Dataset rows about figures:
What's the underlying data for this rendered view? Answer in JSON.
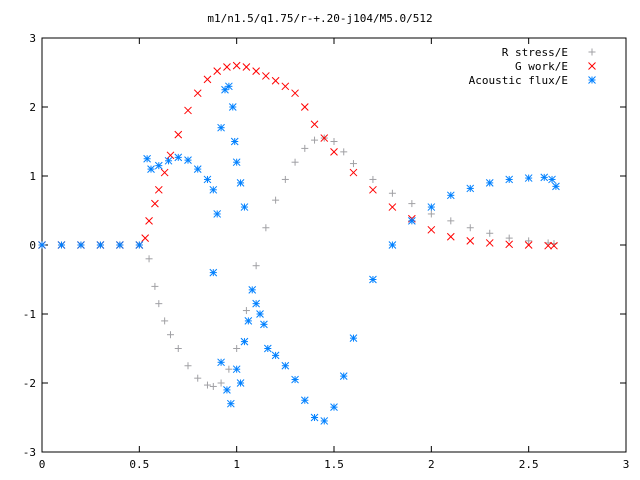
{
  "chart_data": {
    "type": "scatter",
    "title": "m1/n1.5/q1.75/r-+.20-j104/M5.0/512",
    "xlim": [
      0,
      3
    ],
    "ylim": [
      -3,
      3
    ],
    "xticks": [
      "0",
      "0.5",
      "1",
      "1.5",
      "2",
      "2.5",
      "3"
    ],
    "yticks": [
      "3",
      "2",
      "1",
      "0",
      "-1",
      "-2",
      "-3"
    ],
    "xtick_values": [
      0,
      0.5,
      1,
      1.5,
      2,
      2.5,
      3
    ],
    "ytick_values": [
      3,
      2,
      1,
      0,
      -1,
      -2,
      -3
    ],
    "grid": false,
    "legend_position": "top-right",
    "series": [
      {
        "name": "R stress/E",
        "marker": "plus",
        "color": "#a0a0a4",
        "points": [
          [
            0.0,
            0
          ],
          [
            0.1,
            0
          ],
          [
            0.2,
            0
          ],
          [
            0.3,
            0
          ],
          [
            0.4,
            0
          ],
          [
            0.5,
            0
          ],
          [
            0.55,
            -0.2
          ],
          [
            0.58,
            -0.6
          ],
          [
            0.6,
            -0.85
          ],
          [
            0.63,
            -1.1
          ],
          [
            0.66,
            -1.3
          ],
          [
            0.7,
            -1.5
          ],
          [
            0.75,
            -1.75
          ],
          [
            0.8,
            -1.93
          ],
          [
            0.85,
            -2.03
          ],
          [
            0.88,
            -2.05
          ],
          [
            0.92,
            -2.0
          ],
          [
            0.96,
            -1.8
          ],
          [
            1.0,
            -1.5
          ],
          [
            1.05,
            -0.95
          ],
          [
            1.1,
            -0.3
          ],
          [
            1.15,
            0.25
          ],
          [
            1.2,
            0.65
          ],
          [
            1.25,
            0.95
          ],
          [
            1.3,
            1.2
          ],
          [
            1.35,
            1.4
          ],
          [
            1.4,
            1.52
          ],
          [
            1.45,
            1.55
          ],
          [
            1.5,
            1.5
          ],
          [
            1.55,
            1.35
          ],
          [
            1.6,
            1.18
          ],
          [
            1.7,
            0.95
          ],
          [
            1.8,
            0.75
          ],
          [
            1.9,
            0.6
          ],
          [
            2.0,
            0.45
          ],
          [
            2.1,
            0.35
          ],
          [
            2.2,
            0.25
          ],
          [
            2.3,
            0.17
          ],
          [
            2.4,
            0.1
          ],
          [
            2.5,
            0.06
          ],
          [
            2.6,
            0.03
          ],
          [
            2.63,
            0.02
          ]
        ]
      },
      {
        "name": "G work/E",
        "marker": "cross",
        "color": "#ff0000",
        "points": [
          [
            0.0,
            0
          ],
          [
            0.1,
            0
          ],
          [
            0.2,
            0
          ],
          [
            0.3,
            0
          ],
          [
            0.4,
            0
          ],
          [
            0.5,
            0
          ],
          [
            0.53,
            0.1
          ],
          [
            0.55,
            0.35
          ],
          [
            0.58,
            0.6
          ],
          [
            0.6,
            0.8
          ],
          [
            0.63,
            1.05
          ],
          [
            0.66,
            1.3
          ],
          [
            0.7,
            1.6
          ],
          [
            0.75,
            1.95
          ],
          [
            0.8,
            2.2
          ],
          [
            0.85,
            2.4
          ],
          [
            0.9,
            2.52
          ],
          [
            0.95,
            2.58
          ],
          [
            1.0,
            2.6
          ],
          [
            1.05,
            2.58
          ],
          [
            1.1,
            2.52
          ],
          [
            1.15,
            2.45
          ],
          [
            1.2,
            2.38
          ],
          [
            1.25,
            2.3
          ],
          [
            1.3,
            2.2
          ],
          [
            1.35,
            2.0
          ],
          [
            1.4,
            1.75
          ],
          [
            1.45,
            1.55
          ],
          [
            1.5,
            1.35
          ],
          [
            1.6,
            1.05
          ],
          [
            1.7,
            0.8
          ],
          [
            1.8,
            0.55
          ],
          [
            1.9,
            0.38
          ],
          [
            2.0,
            0.22
          ],
          [
            2.1,
            0.12
          ],
          [
            2.2,
            0.06
          ],
          [
            2.3,
            0.03
          ],
          [
            2.4,
            0.01
          ],
          [
            2.5,
            0.0
          ],
          [
            2.6,
            -0.01
          ],
          [
            2.63,
            -0.01
          ]
        ]
      },
      {
        "name": "Acoustic flux/E",
        "marker": "star",
        "color": "#0080ff",
        "points": [
          [
            0.0,
            0
          ],
          [
            0.1,
            0
          ],
          [
            0.2,
            0
          ],
          [
            0.3,
            0
          ],
          [
            0.4,
            0
          ],
          [
            0.5,
            0
          ],
          [
            0.54,
            1.25
          ],
          [
            0.56,
            1.1
          ],
          [
            0.6,
            1.15
          ],
          [
            0.65,
            1.22
          ],
          [
            0.7,
            1.27
          ],
          [
            0.75,
            1.23
          ],
          [
            0.8,
            1.1
          ],
          [
            0.85,
            0.95
          ],
          [
            0.88,
            0.8
          ],
          [
            0.92,
            1.7
          ],
          [
            0.94,
            2.25
          ],
          [
            0.96,
            2.3
          ],
          [
            0.98,
            2.0
          ],
          [
            0.99,
            1.5
          ],
          [
            1.0,
            1.2
          ],
          [
            1.02,
            0.9
          ],
          [
            1.04,
            0.55
          ],
          [
            0.9,
            0.45
          ],
          [
            0.88,
            -0.4
          ],
          [
            0.92,
            -1.7
          ],
          [
            0.95,
            -2.1
          ],
          [
            0.97,
            -2.3
          ],
          [
            1.0,
            -1.8
          ],
          [
            1.02,
            -2.0
          ],
          [
            1.04,
            -1.4
          ],
          [
            1.06,
            -1.1
          ],
          [
            1.08,
            -0.65
          ],
          [
            1.1,
            -0.85
          ],
          [
            1.12,
            -1.0
          ],
          [
            1.14,
            -1.15
          ],
          [
            1.16,
            -1.5
          ],
          [
            1.2,
            -1.6
          ],
          [
            1.25,
            -1.75
          ],
          [
            1.3,
            -1.95
          ],
          [
            1.35,
            -2.25
          ],
          [
            1.4,
            -2.5
          ],
          [
            1.45,
            -2.55
          ],
          [
            1.5,
            -2.35
          ],
          [
            1.55,
            -1.9
          ],
          [
            1.6,
            -1.35
          ],
          [
            1.7,
            -0.5
          ],
          [
            1.8,
            0.0
          ],
          [
            1.9,
            0.35
          ],
          [
            2.0,
            0.55
          ],
          [
            2.1,
            0.72
          ],
          [
            2.2,
            0.82
          ],
          [
            2.3,
            0.9
          ],
          [
            2.4,
            0.95
          ],
          [
            2.5,
            0.97
          ],
          [
            2.58,
            0.98
          ],
          [
            2.62,
            0.95
          ],
          [
            2.64,
            0.85
          ]
        ]
      }
    ]
  }
}
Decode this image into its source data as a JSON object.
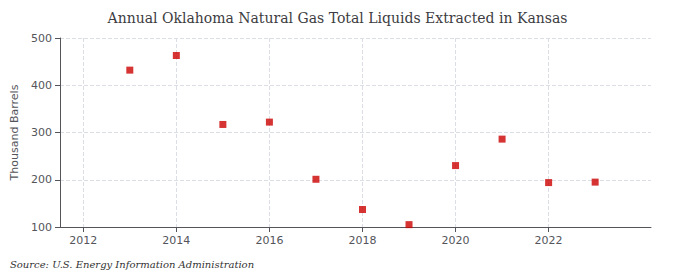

◆ **Given task**
Check every line in the material above for the string "name", then give only the number of lines that have it.

◆ **Result of this exercise**
3